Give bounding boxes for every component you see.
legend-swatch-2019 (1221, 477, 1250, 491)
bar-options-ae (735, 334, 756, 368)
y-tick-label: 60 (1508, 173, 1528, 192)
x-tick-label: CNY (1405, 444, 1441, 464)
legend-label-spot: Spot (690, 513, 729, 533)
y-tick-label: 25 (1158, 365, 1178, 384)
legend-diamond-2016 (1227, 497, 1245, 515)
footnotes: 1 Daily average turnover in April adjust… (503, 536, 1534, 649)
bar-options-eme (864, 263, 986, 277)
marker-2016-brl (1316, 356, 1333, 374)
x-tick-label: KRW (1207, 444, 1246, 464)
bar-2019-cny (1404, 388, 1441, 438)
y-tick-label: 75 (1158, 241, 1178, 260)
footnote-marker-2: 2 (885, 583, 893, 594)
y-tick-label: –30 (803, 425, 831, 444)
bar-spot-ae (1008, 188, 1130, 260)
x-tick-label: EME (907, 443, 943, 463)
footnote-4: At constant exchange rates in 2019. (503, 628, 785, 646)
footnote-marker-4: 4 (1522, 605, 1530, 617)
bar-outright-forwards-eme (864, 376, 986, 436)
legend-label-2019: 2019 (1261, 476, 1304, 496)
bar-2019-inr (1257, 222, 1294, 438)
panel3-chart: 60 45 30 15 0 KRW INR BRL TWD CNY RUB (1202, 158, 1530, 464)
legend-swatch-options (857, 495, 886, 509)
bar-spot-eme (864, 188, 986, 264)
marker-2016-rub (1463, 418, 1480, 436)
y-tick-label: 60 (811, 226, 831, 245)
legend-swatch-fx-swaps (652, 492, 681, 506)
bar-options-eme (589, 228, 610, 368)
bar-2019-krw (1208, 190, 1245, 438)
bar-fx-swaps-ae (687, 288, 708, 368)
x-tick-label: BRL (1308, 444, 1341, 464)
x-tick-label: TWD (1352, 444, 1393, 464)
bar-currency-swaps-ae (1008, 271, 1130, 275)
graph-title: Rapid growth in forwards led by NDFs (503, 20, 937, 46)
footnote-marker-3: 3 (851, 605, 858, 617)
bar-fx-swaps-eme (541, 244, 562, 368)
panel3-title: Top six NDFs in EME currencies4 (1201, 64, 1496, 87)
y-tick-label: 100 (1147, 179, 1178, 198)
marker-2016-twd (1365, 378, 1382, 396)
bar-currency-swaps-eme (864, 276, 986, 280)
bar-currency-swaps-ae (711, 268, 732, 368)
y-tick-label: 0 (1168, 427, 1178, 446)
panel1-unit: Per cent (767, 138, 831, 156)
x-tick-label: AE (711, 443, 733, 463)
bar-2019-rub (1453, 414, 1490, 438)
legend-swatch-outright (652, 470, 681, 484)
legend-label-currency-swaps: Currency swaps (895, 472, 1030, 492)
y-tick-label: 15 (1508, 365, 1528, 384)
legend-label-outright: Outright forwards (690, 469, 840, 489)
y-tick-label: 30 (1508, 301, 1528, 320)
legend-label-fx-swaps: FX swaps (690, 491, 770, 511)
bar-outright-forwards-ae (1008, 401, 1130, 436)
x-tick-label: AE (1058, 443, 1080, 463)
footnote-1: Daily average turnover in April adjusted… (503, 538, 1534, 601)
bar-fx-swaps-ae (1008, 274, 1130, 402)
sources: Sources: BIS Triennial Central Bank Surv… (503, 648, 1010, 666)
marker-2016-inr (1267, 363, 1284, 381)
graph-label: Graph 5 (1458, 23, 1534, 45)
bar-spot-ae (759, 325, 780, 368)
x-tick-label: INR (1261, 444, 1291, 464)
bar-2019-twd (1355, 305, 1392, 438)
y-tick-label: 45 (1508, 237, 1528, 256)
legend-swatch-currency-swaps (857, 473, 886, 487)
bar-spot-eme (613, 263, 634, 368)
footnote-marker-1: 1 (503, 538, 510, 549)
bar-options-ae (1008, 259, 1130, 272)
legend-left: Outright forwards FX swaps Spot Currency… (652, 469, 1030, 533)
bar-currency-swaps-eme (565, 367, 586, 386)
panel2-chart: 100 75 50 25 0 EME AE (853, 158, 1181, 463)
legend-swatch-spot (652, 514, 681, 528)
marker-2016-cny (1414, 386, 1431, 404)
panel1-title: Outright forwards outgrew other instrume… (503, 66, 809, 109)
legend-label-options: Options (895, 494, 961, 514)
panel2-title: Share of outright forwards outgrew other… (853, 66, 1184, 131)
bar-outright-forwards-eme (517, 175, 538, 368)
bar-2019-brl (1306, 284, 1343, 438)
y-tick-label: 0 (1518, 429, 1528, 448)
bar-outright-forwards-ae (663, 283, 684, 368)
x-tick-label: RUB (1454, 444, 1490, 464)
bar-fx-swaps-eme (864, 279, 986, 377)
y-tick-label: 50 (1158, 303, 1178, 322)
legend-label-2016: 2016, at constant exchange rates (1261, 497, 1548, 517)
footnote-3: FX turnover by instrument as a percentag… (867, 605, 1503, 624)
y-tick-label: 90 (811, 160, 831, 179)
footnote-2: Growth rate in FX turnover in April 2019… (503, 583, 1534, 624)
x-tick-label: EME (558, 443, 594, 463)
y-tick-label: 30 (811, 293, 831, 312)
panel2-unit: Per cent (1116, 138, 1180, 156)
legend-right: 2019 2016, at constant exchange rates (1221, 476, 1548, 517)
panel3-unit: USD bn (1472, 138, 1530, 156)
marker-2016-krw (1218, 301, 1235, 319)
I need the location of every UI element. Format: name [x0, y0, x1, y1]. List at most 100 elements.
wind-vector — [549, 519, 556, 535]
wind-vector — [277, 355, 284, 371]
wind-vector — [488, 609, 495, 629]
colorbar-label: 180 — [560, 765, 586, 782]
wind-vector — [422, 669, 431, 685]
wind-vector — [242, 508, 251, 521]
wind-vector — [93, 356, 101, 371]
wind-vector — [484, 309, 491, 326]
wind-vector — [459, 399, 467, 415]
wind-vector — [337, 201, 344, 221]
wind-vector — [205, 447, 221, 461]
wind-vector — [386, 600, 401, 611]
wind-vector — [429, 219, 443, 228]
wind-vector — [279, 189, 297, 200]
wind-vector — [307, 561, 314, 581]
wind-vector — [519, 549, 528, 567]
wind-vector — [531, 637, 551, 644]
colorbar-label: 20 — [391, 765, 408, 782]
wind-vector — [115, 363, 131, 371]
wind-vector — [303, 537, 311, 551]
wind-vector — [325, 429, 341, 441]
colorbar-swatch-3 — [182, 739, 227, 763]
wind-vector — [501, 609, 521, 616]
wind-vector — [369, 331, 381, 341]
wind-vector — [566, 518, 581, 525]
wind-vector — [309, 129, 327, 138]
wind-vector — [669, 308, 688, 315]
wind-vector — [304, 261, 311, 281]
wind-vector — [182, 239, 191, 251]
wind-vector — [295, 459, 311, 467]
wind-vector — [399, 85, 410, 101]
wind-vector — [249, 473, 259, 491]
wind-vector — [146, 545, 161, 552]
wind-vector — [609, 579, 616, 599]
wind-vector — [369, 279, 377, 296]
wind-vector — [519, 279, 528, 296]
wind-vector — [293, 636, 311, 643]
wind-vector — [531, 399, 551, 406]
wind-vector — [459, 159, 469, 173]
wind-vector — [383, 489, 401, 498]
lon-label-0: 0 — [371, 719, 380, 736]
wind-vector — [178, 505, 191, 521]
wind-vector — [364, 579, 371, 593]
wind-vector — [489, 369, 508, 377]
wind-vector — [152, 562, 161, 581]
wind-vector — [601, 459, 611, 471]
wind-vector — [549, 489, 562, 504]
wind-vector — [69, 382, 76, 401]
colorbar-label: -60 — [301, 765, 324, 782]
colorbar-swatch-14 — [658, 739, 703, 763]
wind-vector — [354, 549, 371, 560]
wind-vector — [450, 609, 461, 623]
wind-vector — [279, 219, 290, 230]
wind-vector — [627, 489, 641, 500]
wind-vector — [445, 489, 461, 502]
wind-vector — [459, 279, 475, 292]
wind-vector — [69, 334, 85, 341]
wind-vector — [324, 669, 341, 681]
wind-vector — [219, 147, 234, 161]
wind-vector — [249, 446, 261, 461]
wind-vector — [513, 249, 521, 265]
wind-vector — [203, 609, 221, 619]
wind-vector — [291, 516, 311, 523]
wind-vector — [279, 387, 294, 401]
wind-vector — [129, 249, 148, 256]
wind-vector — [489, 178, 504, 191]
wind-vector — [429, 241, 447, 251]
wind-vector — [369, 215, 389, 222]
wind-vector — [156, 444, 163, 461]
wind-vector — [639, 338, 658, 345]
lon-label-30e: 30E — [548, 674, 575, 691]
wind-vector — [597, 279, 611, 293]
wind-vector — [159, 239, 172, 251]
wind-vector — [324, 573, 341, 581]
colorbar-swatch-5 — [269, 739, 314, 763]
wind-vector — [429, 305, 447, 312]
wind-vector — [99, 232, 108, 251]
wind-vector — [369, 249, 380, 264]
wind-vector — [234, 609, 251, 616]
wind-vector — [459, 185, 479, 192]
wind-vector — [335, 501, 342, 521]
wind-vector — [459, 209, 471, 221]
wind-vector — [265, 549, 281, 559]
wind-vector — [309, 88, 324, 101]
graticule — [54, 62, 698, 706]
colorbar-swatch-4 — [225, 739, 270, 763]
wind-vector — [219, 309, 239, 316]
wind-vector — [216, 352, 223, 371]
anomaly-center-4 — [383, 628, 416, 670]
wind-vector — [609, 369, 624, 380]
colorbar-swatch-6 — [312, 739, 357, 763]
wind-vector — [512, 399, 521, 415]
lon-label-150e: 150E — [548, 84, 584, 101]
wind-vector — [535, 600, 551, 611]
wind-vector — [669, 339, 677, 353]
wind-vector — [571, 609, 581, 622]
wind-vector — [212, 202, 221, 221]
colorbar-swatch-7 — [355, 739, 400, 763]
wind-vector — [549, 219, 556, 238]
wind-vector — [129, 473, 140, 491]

■ **The problem**
Extract the stretch of entries from the very first line through the line containing "x-tick-label: KRW (1207, 444, 1246, 464)", and reproduce each of those lines verbatim.

■ **Exercise result**
Give bounding boxes for every component you see.
legend-swatch-2019 (1221, 477, 1250, 491)
bar-options-ae (735, 334, 756, 368)
y-tick-label: 60 (1508, 173, 1528, 192)
x-tick-label: CNY (1405, 444, 1441, 464)
legend-label-spot: Spot (690, 513, 729, 533)
y-tick-label: 25 (1158, 365, 1178, 384)
legend-diamond-2016 (1227, 497, 1245, 515)
footnotes: 1 Daily average turnover in April adjust… (503, 536, 1534, 649)
bar-options-eme (864, 263, 986, 277)
marker-2016-brl (1316, 356, 1333, 374)
x-tick-label: KRW (1207, 444, 1246, 464)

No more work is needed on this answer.